PROBLEM DESCRIPTION: Drop the pictures, then extract the listing word for word.
----- DATA SECTION
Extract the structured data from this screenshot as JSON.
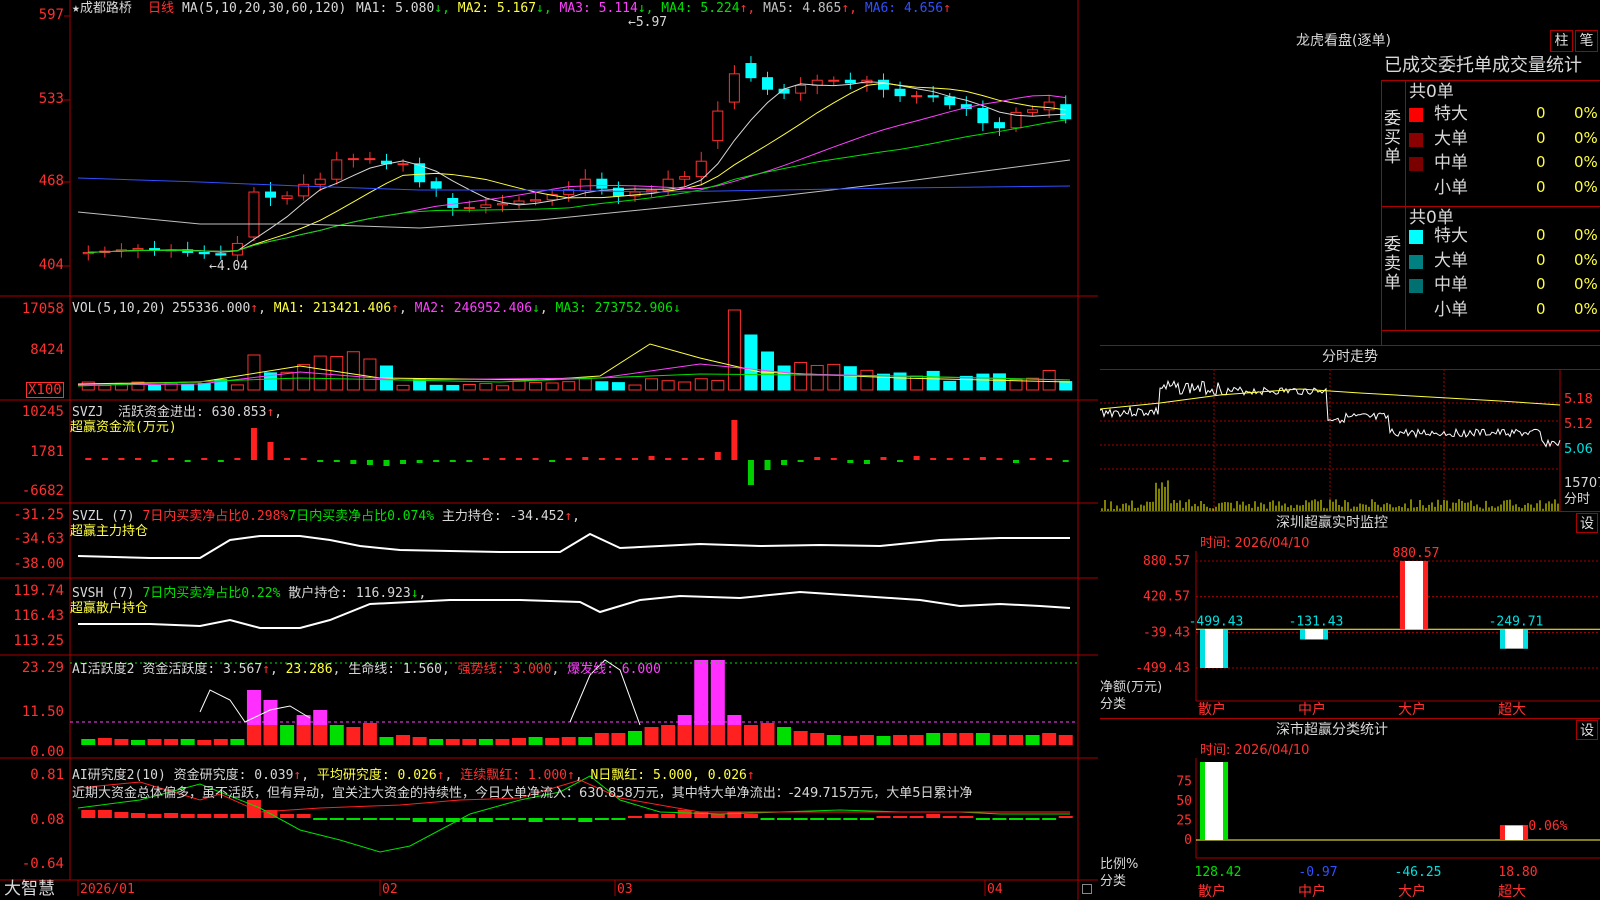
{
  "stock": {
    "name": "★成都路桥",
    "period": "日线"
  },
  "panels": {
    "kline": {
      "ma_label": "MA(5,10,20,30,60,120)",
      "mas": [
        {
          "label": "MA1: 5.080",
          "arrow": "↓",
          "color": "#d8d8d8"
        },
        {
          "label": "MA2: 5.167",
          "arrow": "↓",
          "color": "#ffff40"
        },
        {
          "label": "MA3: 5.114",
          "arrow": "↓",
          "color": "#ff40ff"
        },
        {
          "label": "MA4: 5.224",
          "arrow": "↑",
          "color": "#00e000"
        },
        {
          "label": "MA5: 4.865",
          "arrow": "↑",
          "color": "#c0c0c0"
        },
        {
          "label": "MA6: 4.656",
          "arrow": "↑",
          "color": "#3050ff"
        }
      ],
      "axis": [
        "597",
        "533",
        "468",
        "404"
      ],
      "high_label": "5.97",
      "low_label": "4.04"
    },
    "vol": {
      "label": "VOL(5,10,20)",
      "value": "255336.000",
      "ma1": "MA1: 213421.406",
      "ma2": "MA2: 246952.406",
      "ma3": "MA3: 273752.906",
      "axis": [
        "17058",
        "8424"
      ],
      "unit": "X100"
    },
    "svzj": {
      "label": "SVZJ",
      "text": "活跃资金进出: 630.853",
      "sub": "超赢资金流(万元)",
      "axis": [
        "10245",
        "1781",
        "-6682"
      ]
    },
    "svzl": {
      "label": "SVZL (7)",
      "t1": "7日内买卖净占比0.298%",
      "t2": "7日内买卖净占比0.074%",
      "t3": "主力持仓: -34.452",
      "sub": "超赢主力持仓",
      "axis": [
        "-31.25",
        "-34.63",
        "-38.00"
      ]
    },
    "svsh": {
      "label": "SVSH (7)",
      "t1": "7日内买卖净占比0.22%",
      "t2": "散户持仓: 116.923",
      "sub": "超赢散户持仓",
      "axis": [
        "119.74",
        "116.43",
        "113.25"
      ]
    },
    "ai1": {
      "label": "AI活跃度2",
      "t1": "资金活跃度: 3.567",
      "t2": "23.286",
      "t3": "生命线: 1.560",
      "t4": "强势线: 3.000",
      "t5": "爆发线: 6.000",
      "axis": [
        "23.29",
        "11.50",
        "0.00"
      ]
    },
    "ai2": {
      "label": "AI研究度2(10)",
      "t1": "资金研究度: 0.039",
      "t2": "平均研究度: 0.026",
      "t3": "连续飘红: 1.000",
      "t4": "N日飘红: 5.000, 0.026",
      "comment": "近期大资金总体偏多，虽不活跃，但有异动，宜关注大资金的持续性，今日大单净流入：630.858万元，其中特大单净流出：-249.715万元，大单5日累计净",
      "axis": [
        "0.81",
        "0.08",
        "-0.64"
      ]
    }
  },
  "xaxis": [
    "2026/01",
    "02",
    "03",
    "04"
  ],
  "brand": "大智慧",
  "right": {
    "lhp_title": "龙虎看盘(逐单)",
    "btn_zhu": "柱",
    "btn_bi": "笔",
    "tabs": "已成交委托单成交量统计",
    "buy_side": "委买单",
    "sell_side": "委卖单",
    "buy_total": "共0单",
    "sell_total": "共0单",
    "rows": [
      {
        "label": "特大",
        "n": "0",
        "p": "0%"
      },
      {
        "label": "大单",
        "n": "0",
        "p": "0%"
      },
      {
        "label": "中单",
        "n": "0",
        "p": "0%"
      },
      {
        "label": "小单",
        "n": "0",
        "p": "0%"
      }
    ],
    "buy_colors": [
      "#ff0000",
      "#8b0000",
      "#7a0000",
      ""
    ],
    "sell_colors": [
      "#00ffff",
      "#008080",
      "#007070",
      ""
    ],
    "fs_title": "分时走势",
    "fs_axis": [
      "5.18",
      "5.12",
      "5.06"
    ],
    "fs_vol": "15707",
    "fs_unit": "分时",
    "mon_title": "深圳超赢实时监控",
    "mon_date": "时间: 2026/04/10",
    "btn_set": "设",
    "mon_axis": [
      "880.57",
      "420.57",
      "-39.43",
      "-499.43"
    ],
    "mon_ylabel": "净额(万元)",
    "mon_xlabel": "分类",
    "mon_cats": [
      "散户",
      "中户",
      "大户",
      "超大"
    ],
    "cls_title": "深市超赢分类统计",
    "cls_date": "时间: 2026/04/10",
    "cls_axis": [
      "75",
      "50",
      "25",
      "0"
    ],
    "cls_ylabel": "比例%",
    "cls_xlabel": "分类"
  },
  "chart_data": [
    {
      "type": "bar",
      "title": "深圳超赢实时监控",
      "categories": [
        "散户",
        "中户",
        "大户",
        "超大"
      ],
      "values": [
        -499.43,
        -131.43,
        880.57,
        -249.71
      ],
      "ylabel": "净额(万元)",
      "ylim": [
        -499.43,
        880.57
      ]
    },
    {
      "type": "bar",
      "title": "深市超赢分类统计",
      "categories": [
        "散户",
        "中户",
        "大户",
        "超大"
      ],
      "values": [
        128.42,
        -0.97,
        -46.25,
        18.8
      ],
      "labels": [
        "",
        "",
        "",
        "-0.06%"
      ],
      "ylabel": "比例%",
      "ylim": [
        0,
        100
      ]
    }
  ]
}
----------
FINISHED ANSWER:
Extract the structured data from this screenshot as JSON.
{
  "stock": {
    "name": "★成都路桥",
    "period": "日线"
  },
  "panels": {
    "kline": {
      "ma_label": "MA(5,10,20,30,60,120)",
      "mas": [
        {
          "label": "MA1: 5.080",
          "arrow": "↓",
          "color": "#d8d8d8"
        },
        {
          "label": "MA2: 5.167",
          "arrow": "↓",
          "color": "#ffff40"
        },
        {
          "label": "MA3: 5.114",
          "arrow": "↓",
          "color": "#ff40ff"
        },
        {
          "label": "MA4: 5.224",
          "arrow": "↑",
          "color": "#00e000"
        },
        {
          "label": "MA5: 4.865",
          "arrow": "↑",
          "color": "#c0c0c0"
        },
        {
          "label": "MA6: 4.656",
          "arrow": "↑",
          "color": "#3050ff"
        }
      ],
      "axis": [
        "597",
        "533",
        "468",
        "404"
      ],
      "high_label": "5.97",
      "low_label": "4.04"
    },
    "vol": {
      "label": "VOL(5,10,20)",
      "value": "255336.000",
      "ma1": "MA1: 213421.406",
      "ma2": "MA2: 246952.406",
      "ma3": "MA3: 273752.906",
      "axis": [
        "17058",
        "8424"
      ],
      "unit": "X100"
    },
    "svzj": {
      "label": "SVZJ",
      "text": "活跃资金进出: 630.853",
      "sub": "超赢资金流(万元)",
      "axis": [
        "10245",
        "1781",
        "-6682"
      ]
    },
    "svzl": {
      "label": "SVZL (7)",
      "t1": "7日内买卖净占比0.298%",
      "t2": "7日内买卖净占比0.074%",
      "t3": "主力持仓: -34.452",
      "sub": "超赢主力持仓",
      "axis": [
        "-31.25",
        "-34.63",
        "-38.00"
      ]
    },
    "svsh": {
      "label": "SVSH (7)",
      "t1": "7日内买卖净占比0.22%",
      "t2": "散户持仓: 116.923",
      "sub": "超赢散户持仓",
      "axis": [
        "119.74",
        "116.43",
        "113.25"
      ]
    },
    "ai1": {
      "label": "AI活跃度2",
      "t1": "资金活跃度: 3.567",
      "t2": "23.286",
      "t3": "生命线: 1.560",
      "t4": "强势线: 3.000",
      "t5": "爆发线: 6.000",
      "axis": [
        "23.29",
        "11.50",
        "0.00"
      ]
    },
    "ai2": {
      "label": "AI研究度2(10)",
      "t1": "资金研究度: 0.039",
      "t2": "平均研究度: 0.026",
      "t3": "连续飘红: 1.000",
      "t4": "N日飘红: 5.000, 0.026",
      "comment": "近期大资金总体偏多，虽不活跃，但有异动，宜关注大资金的持续性，今日大单净流入：630.858万元，其中特大单净流出：-249.715万元，大单5日累计净",
      "axis": [
        "0.81",
        "0.08",
        "-0.64"
      ]
    }
  },
  "xaxis": [
    "2026/01",
    "02",
    "03",
    "04"
  ],
  "brand": "大智慧",
  "right": {
    "lhp_title": "龙虎看盘(逐单)",
    "btn_zhu": "柱",
    "btn_bi": "笔",
    "tabs": "已成交委托单成交量统计",
    "buy_side": "委买单",
    "sell_side": "委卖单",
    "buy_total": "共0单",
    "sell_total": "共0单",
    "rows": [
      {
        "label": "特大",
        "n": "0",
        "p": "0%"
      },
      {
        "label": "大单",
        "n": "0",
        "p": "0%"
      },
      {
        "label": "中单",
        "n": "0",
        "p": "0%"
      },
      {
        "label": "小单",
        "n": "0",
        "p": "0%"
      }
    ],
    "buy_colors": [
      "#ff0000",
      "#8b0000",
      "#7a0000",
      ""
    ],
    "sell_colors": [
      "#00ffff",
      "#008080",
      "#007070",
      ""
    ],
    "fs_title": "分时走势",
    "fs_axis": [
      "5.18",
      "5.12",
      "5.06"
    ],
    "fs_vol": "15707",
    "fs_unit": "分时",
    "mon_title": "深圳超赢实时监控",
    "mon_date": "时间: 2026/04/10",
    "btn_set": "设",
    "mon_axis": [
      "880.57",
      "420.57",
      "-39.43",
      "-499.43"
    ],
    "mon_ylabel": "净额(万元)",
    "mon_xlabel": "分类",
    "mon_cats": [
      "散户",
      "中户",
      "大户",
      "超大"
    ],
    "cls_title": "深市超赢分类统计",
    "cls_date": "时间: 2026/04/10",
    "cls_axis": [
      "75",
      "50",
      "25",
      "0"
    ],
    "cls_ylabel": "比例%",
    "cls_xlabel": "分类"
  },
  "chart_data": [
    {
      "type": "bar",
      "title": "深圳超赢实时监控",
      "categories": [
        "散户",
        "中户",
        "大户",
        "超大"
      ],
      "values": [
        -499.43,
        -131.43,
        880.57,
        -249.71
      ],
      "ylabel": "净额(万元)",
      "ylim": [
        -499.43,
        880.57
      ]
    },
    {
      "type": "bar",
      "title": "深市超赢分类统计",
      "categories": [
        "散户",
        "中户",
        "大户",
        "超大"
      ],
      "values": [
        128.42,
        -0.97,
        -46.25,
        18.8
      ],
      "labels": [
        "",
        "",
        "",
        "-0.06%"
      ],
      "ylabel": "比例%",
      "ylim": [
        0,
        100
      ]
    }
  ]
}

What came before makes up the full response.